┌──
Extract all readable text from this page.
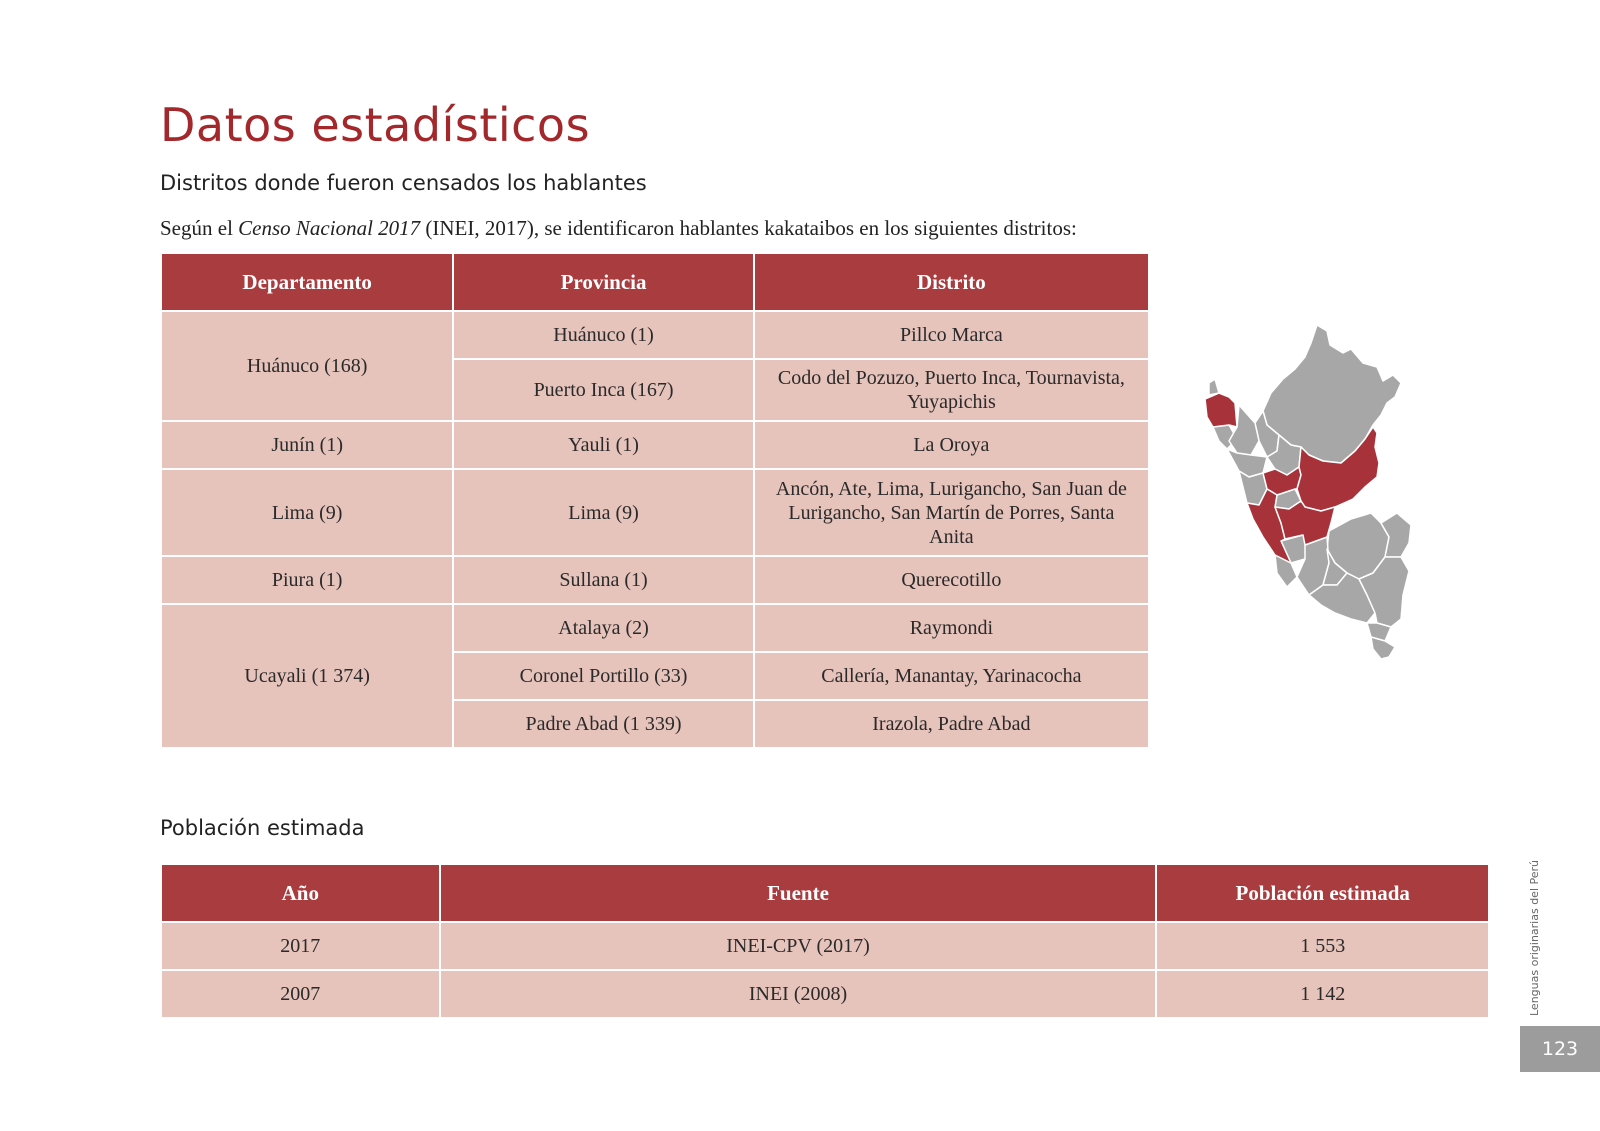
Datos estadísticos
Distritos donde fueron censados los hablantes

Según el Censo Nacional 2017 (INEI, 2017), se identificaron hablantes kakataibos en los siguientes distritos:

Departamento	Provincia	Distrito
Huánuco (168)	Huánuco (1)	Pillco Marca
	Puerto Inca (167)	Codo del Pozuzo, Puerto Inca, Tournavista, Yuyapichis
Junín (1)	Yauli (1)	La Oroya
Lima (9)	Lima (9)	Ancón, Ate, Lima, Lurigancho, San Juan de Lurigancho, San Martín de Porres, Santa Anita
Piura (1)	Sullana (1)	Querecotillo
Ucayali (1 374)	Atalaya (2)	Raymondi
	Coronel Portillo (33)	Callería, Manantay, Yarinacocha
	Padre Abad (1 339)	Irazola, Padre Abad
Población estimada
Año	Fuente	Población estimada
2017	INEI-CPV (2017)	1 553
2007	INEI (2008)	1 142	Lenguas originarias del Perú
123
└──
[Exercise]
Collect each line above holding the string "estimada".

[Task response]
Población estimada
Año	Fuente	Población estimada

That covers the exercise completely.